### TASK GOAL
Find the line containing "OCR this image.". Retype it and every later line of the records exactly, leaving out pictures.

### EXTRACTED ENTRIES
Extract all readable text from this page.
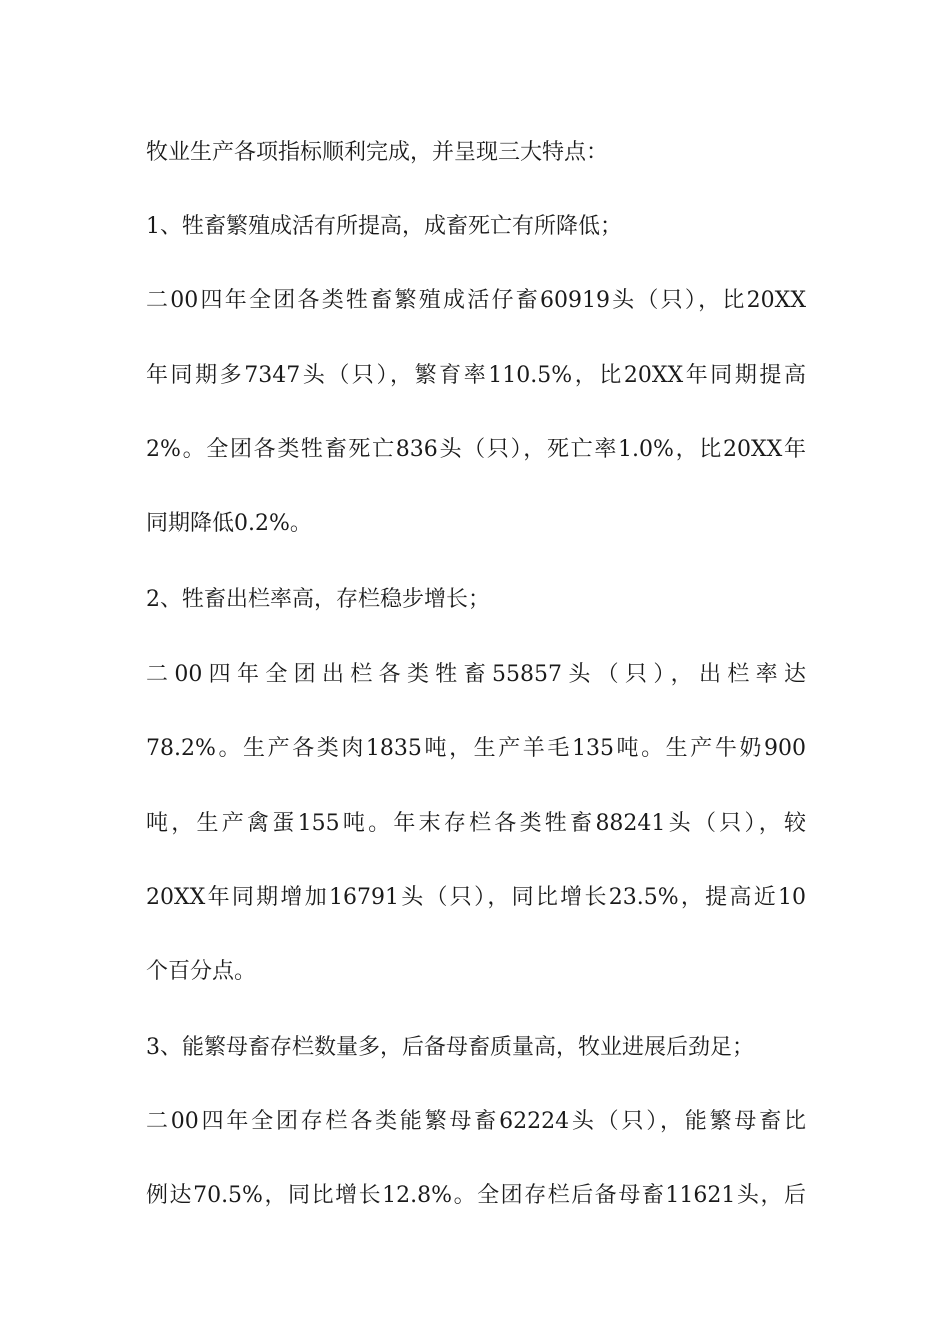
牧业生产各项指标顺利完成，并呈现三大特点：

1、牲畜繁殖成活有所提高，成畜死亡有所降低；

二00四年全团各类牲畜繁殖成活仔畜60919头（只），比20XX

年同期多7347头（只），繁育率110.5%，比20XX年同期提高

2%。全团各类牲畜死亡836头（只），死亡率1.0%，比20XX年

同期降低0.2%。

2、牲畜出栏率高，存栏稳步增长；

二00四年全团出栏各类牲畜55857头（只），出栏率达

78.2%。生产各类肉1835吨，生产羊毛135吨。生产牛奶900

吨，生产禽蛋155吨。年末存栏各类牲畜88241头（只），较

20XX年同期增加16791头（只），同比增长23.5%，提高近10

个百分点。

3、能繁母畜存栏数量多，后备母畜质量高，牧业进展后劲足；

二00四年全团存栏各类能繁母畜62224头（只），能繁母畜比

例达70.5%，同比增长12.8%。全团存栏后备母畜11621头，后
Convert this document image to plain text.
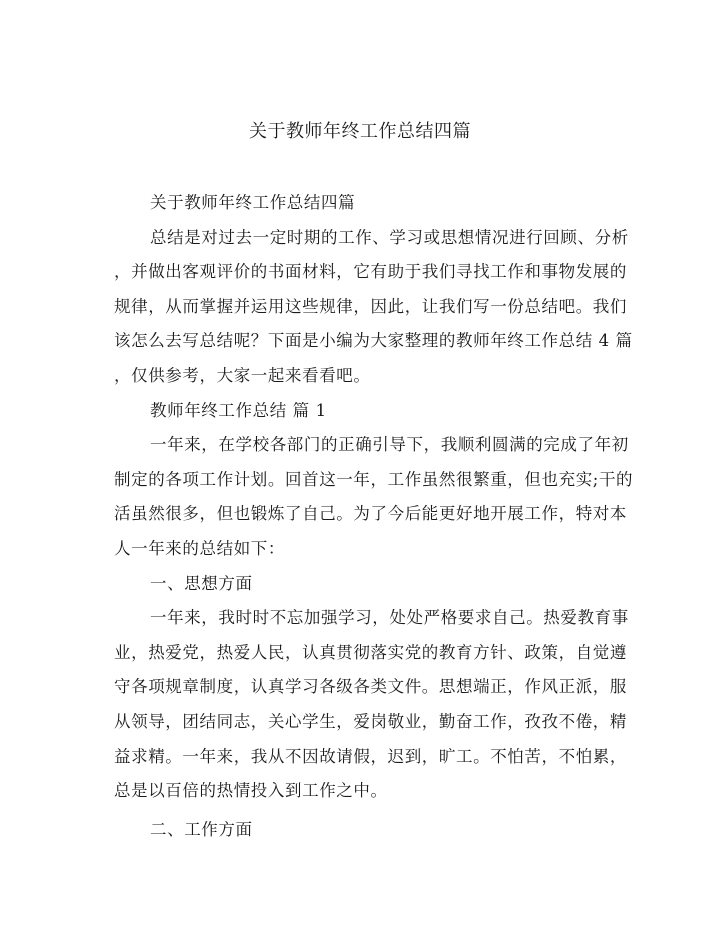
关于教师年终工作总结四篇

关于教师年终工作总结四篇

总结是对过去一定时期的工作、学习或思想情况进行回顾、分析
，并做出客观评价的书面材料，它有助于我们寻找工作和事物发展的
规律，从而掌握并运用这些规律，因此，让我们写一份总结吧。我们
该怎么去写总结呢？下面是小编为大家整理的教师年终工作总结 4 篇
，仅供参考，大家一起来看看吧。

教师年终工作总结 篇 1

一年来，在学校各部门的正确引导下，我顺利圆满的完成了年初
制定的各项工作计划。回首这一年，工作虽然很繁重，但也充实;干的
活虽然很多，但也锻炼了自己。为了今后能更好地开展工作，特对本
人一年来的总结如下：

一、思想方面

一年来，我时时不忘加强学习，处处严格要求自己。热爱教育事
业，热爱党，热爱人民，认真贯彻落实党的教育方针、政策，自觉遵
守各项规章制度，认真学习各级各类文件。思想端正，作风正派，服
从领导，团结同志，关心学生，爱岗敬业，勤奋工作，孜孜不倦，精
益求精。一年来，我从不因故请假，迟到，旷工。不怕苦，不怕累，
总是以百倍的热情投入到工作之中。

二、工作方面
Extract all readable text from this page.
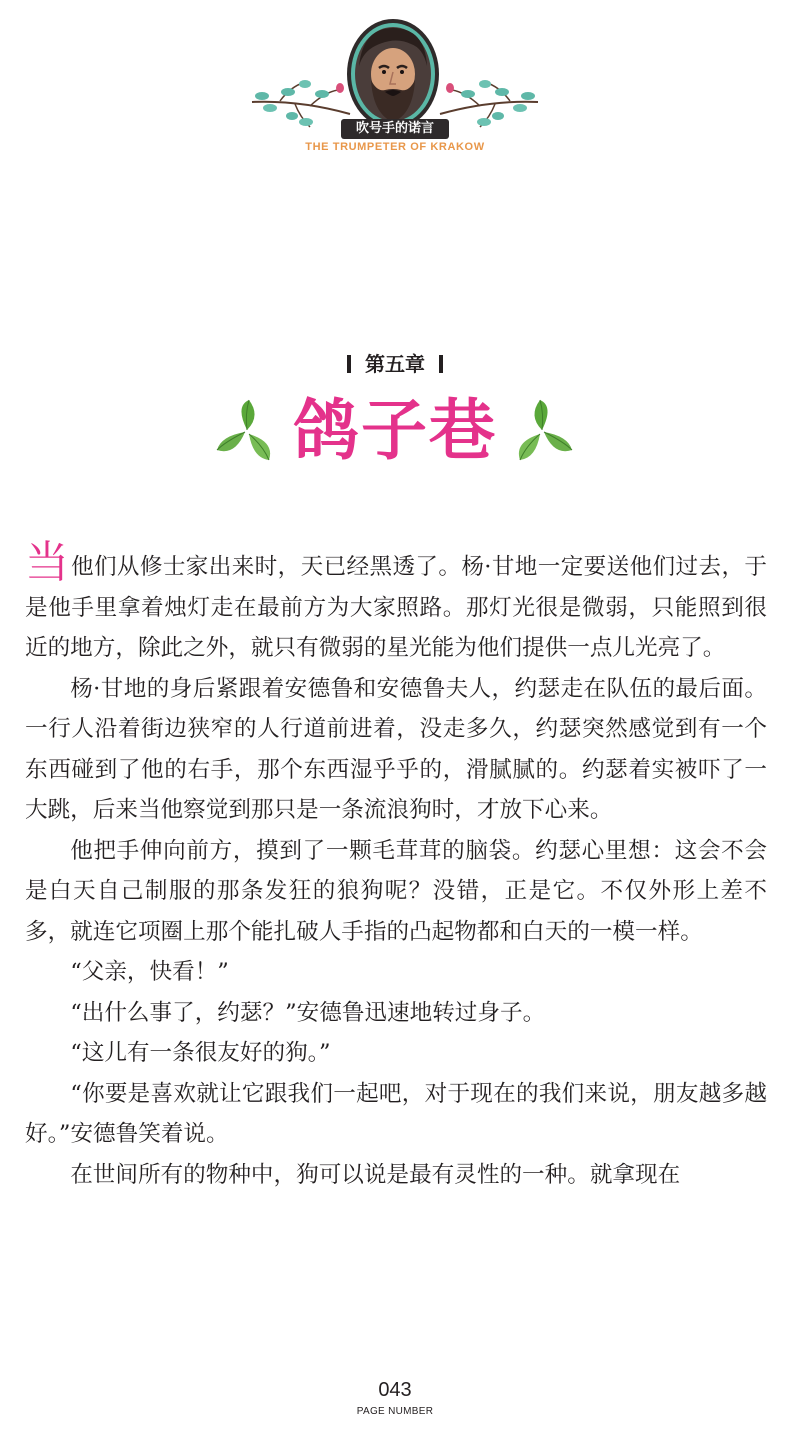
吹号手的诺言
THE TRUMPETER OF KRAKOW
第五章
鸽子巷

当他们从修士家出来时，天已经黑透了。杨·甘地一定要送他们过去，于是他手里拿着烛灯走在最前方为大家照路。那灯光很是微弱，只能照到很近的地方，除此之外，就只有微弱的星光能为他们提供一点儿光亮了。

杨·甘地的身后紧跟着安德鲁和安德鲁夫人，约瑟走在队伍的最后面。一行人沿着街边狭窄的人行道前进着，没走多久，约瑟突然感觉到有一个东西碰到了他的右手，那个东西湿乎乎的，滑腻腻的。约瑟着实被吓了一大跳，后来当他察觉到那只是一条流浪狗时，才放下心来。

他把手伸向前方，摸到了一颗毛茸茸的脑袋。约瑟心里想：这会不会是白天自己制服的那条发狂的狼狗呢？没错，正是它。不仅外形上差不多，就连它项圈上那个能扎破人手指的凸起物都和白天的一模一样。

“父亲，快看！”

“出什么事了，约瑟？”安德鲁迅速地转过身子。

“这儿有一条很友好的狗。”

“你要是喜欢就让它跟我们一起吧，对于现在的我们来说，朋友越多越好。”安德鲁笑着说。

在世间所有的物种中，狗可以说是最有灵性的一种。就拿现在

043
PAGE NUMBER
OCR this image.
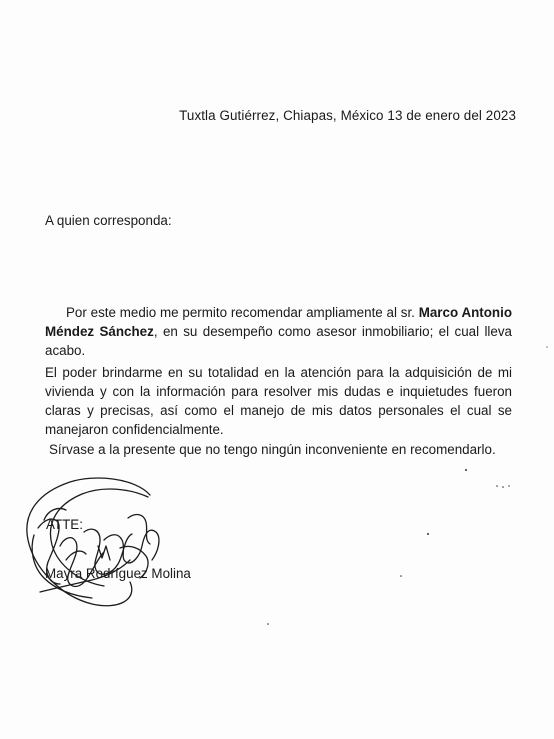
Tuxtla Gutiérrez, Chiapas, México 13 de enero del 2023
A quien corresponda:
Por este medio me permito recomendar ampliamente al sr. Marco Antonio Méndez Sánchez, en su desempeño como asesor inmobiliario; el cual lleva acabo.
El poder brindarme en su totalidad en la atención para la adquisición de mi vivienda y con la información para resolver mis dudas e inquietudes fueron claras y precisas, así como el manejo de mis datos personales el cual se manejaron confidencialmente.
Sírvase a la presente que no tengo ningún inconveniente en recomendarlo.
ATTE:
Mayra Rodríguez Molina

### WORKED SOLUTION
OCR this image.
Tuxtla Gutiérrez, Chiapas, México 13 de enero del 2023
A quien corresponda:
Por este medio me permito recomendar ampliamente al sr. Marco Antonio Méndez Sánchez, en su desempeño como asesor inmobiliario; el cual lleva acabo.
El poder brindarme en su totalidad en la atención para la adquisición de mi vivienda y con la información para resolver mis dudas e inquietudes fueron claras y precisas, así como el manejo de mis datos personales el cual se manejaron confidencialmente.
Sírvase a la presente que no tengo ningún inconveniente en recomendarlo.
ATTE:
Mayra Rodríguez Molina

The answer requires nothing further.